Short exercise: Look for the string "towards" in the lines and copy each line that has it.
### Data supplied ###
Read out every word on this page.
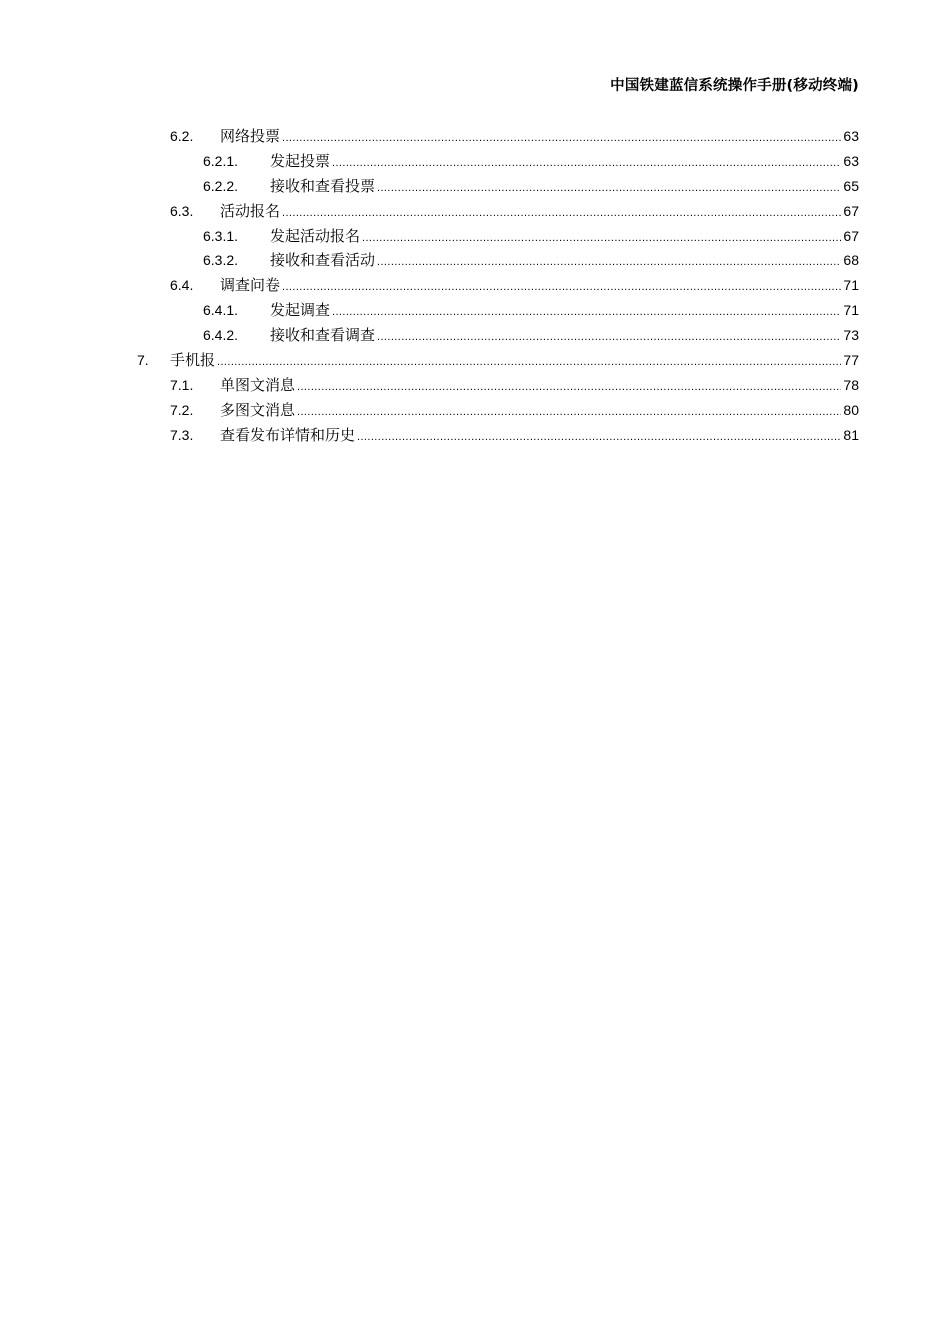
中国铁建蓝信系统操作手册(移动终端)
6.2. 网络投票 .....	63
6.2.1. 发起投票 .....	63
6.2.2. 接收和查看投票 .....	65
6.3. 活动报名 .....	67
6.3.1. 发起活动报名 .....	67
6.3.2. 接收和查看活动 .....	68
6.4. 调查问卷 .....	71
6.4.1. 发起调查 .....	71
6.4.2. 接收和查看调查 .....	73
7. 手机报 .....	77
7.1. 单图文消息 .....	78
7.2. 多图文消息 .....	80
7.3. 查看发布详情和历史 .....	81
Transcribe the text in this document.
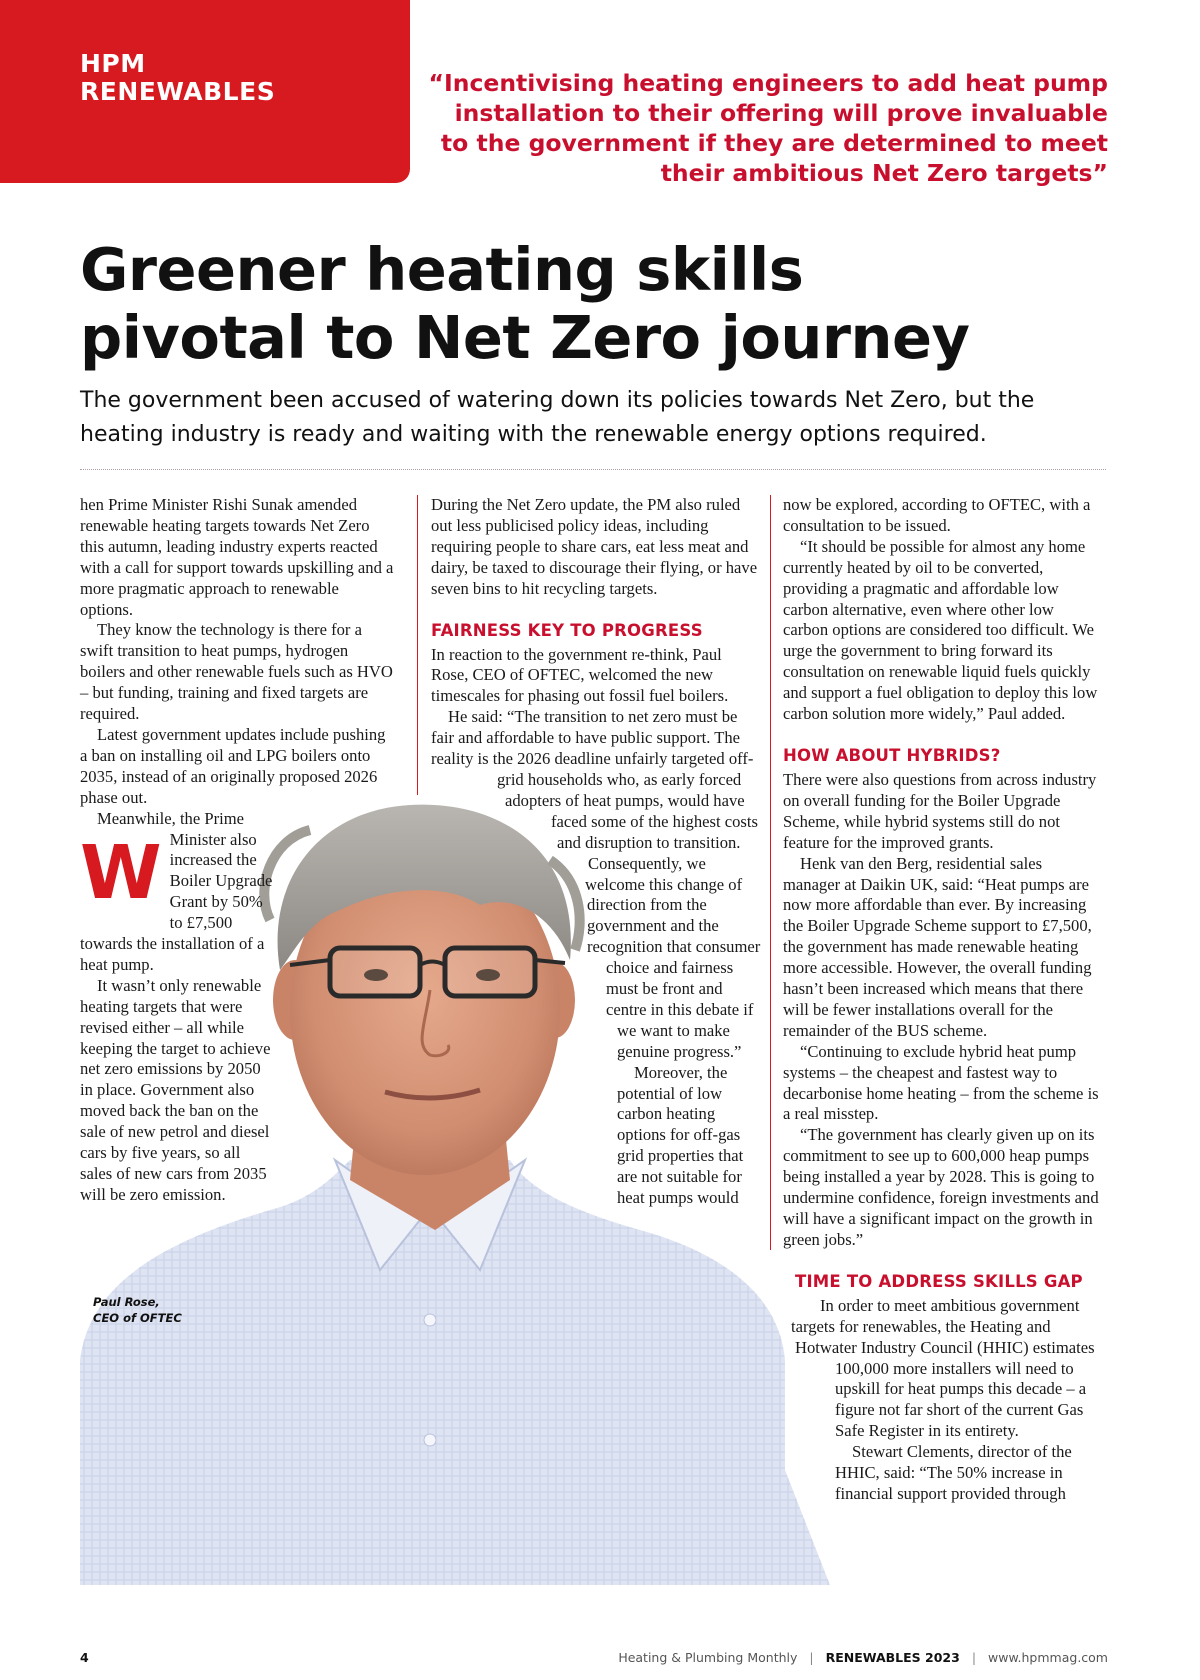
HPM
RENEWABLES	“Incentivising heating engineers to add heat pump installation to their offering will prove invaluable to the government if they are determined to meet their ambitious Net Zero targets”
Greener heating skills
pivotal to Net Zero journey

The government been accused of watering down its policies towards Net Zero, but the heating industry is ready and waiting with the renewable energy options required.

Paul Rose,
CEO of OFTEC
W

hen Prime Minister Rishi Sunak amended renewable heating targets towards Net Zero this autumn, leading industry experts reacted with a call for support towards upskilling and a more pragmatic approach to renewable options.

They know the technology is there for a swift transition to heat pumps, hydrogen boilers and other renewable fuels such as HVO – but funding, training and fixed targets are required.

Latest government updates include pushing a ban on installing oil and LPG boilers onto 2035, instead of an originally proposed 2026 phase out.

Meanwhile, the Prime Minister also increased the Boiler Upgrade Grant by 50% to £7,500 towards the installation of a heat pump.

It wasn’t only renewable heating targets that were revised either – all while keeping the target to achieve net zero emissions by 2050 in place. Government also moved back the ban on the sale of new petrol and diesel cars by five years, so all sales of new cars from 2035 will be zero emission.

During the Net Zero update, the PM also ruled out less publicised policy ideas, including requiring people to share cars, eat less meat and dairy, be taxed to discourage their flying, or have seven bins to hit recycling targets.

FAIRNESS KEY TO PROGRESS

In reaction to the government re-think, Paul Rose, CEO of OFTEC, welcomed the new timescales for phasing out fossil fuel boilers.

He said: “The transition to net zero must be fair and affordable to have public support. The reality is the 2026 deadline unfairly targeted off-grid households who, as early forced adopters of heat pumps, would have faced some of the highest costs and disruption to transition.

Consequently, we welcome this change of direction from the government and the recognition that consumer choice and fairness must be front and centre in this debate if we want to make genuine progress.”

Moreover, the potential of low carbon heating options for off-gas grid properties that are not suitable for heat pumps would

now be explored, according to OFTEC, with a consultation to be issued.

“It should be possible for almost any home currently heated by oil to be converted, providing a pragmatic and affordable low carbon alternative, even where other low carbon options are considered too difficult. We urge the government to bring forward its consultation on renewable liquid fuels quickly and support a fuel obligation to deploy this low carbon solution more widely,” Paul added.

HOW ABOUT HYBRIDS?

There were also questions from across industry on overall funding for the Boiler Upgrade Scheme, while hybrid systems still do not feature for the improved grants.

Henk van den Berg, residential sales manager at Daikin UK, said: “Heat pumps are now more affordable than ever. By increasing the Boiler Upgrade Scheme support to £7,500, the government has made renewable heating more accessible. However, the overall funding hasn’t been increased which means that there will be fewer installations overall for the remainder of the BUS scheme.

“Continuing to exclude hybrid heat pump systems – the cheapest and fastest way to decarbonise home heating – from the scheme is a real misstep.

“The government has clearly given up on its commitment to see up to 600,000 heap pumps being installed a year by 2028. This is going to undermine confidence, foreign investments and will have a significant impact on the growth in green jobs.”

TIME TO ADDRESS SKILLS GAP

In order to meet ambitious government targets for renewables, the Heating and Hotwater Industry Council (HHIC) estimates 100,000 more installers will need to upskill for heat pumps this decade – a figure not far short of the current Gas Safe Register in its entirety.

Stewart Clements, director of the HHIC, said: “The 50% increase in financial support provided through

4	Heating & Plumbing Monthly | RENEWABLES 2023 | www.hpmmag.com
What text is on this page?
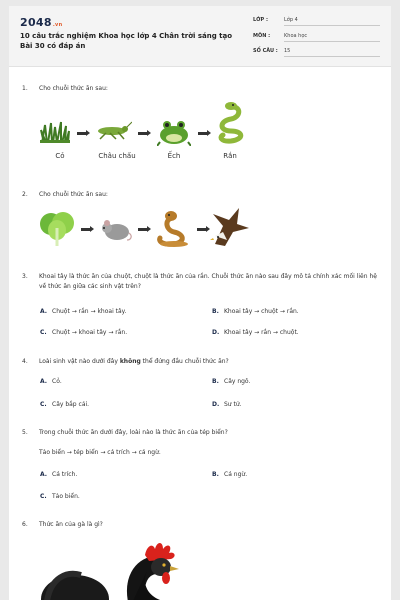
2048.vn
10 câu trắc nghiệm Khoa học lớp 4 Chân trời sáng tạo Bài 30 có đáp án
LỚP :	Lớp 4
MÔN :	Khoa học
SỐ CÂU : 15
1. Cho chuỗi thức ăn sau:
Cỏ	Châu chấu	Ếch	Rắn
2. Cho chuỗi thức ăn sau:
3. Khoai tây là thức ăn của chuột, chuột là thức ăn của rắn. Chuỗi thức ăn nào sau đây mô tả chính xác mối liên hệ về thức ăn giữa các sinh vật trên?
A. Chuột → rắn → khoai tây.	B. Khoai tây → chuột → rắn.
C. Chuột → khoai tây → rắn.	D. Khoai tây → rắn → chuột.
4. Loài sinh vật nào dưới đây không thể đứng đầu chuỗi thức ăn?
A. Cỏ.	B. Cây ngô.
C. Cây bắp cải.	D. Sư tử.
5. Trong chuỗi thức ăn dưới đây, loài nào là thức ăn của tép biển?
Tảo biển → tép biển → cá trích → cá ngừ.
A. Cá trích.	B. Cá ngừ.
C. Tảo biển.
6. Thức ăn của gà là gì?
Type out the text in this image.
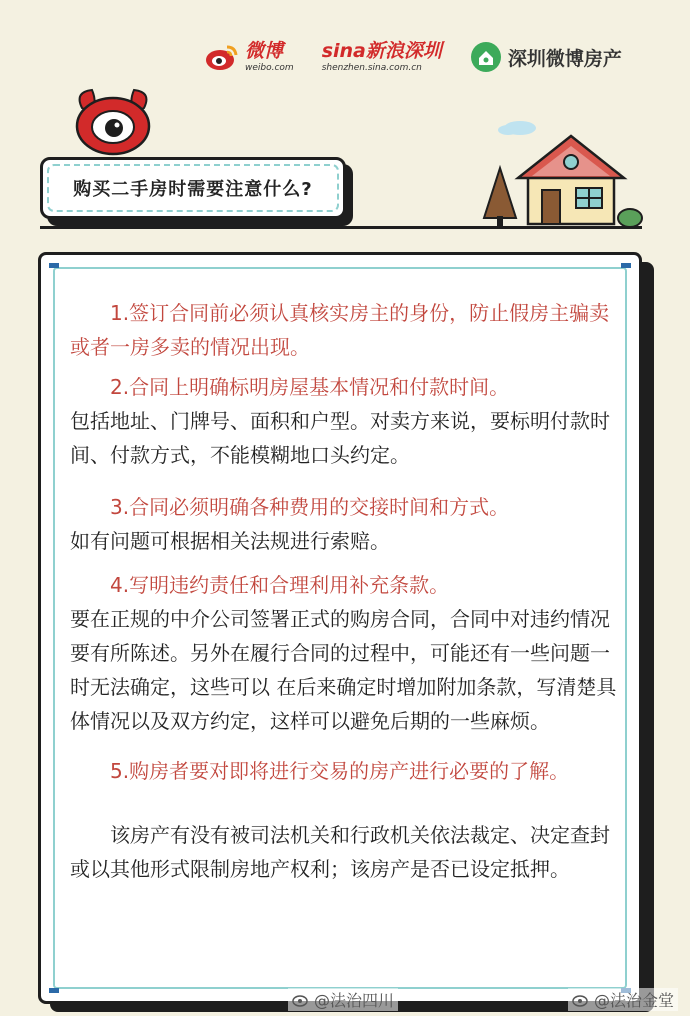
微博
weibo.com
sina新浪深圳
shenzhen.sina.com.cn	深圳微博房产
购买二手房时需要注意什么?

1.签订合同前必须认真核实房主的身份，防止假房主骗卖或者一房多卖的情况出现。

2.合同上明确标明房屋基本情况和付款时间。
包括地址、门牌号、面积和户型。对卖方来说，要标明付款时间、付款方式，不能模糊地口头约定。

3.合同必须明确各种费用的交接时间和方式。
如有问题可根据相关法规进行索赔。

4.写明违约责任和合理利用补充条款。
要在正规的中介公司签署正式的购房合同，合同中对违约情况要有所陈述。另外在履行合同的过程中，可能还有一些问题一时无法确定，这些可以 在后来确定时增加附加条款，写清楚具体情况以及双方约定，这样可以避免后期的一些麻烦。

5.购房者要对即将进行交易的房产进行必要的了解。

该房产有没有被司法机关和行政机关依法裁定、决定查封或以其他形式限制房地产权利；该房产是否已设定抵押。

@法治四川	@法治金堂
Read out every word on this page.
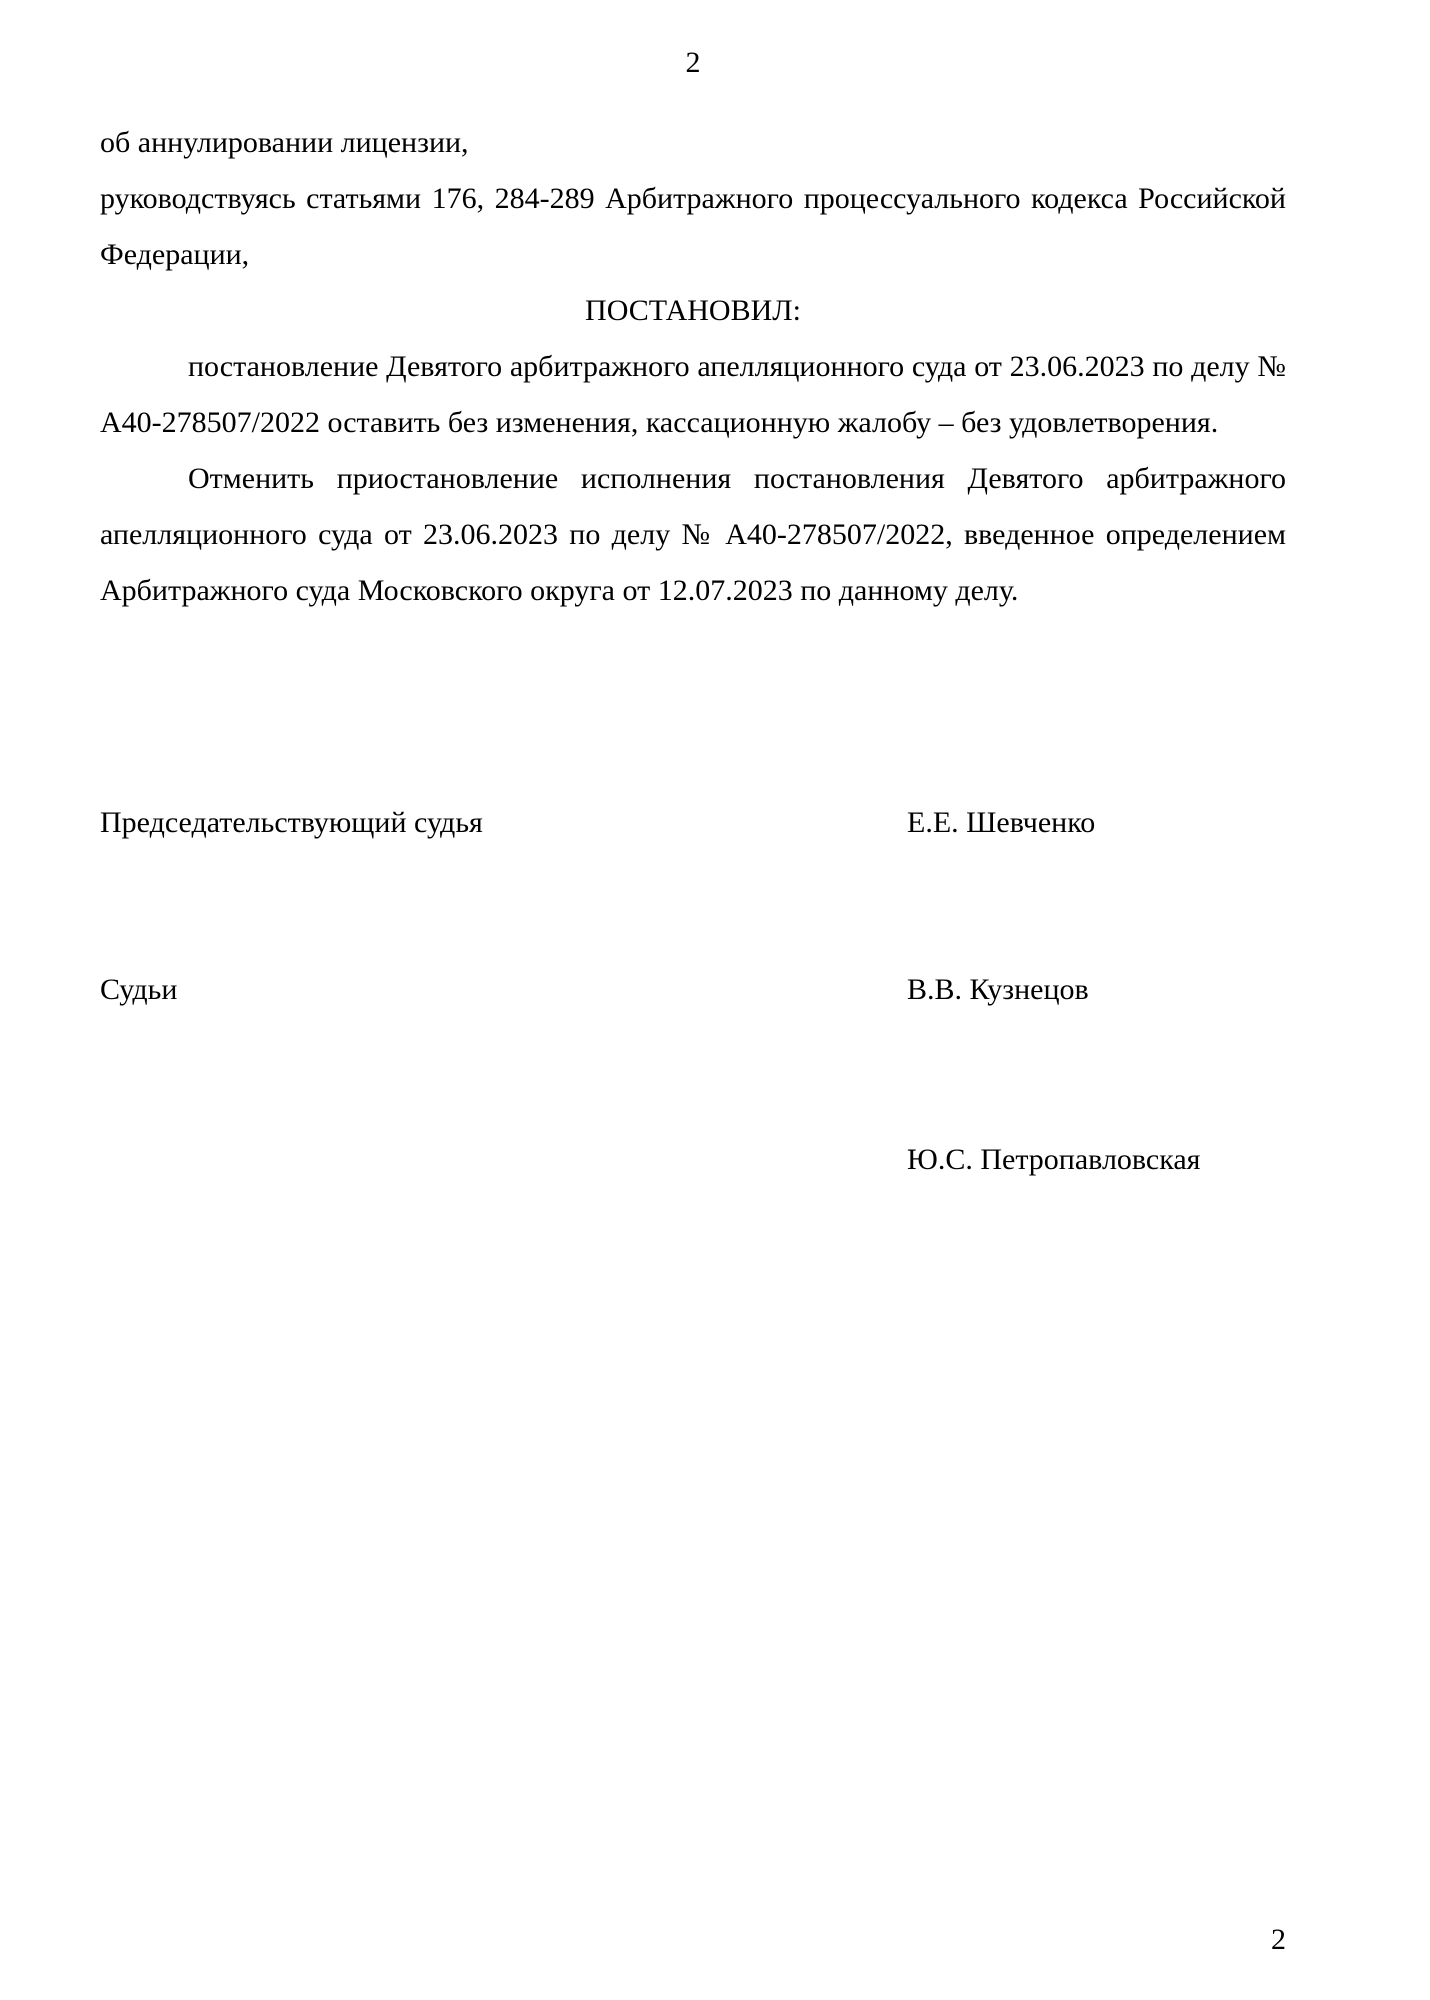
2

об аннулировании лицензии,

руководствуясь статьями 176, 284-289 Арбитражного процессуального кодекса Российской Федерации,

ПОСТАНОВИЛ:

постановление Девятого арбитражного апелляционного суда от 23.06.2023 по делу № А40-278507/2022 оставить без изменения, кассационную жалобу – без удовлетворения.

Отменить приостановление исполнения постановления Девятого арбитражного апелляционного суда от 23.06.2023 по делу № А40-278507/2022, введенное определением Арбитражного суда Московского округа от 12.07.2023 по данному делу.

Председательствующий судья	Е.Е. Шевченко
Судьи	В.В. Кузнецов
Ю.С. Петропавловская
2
###
Written response:
The government been accused of watering down its policies towards Net Zero, but the heating industry is ready and waiting with the renewable energy options required.
hen Prime Minister Rishi Sunak amended renewable heating targets towards Net Zero this autumn, leading industry experts reacted with a call for support towards upskilling and a more pragmatic approach to renewable options.
Meanwhile, the Prime Minister also increased the Boiler Upgrade Grant by 50% to £7,500 towards the installation of a heat pump.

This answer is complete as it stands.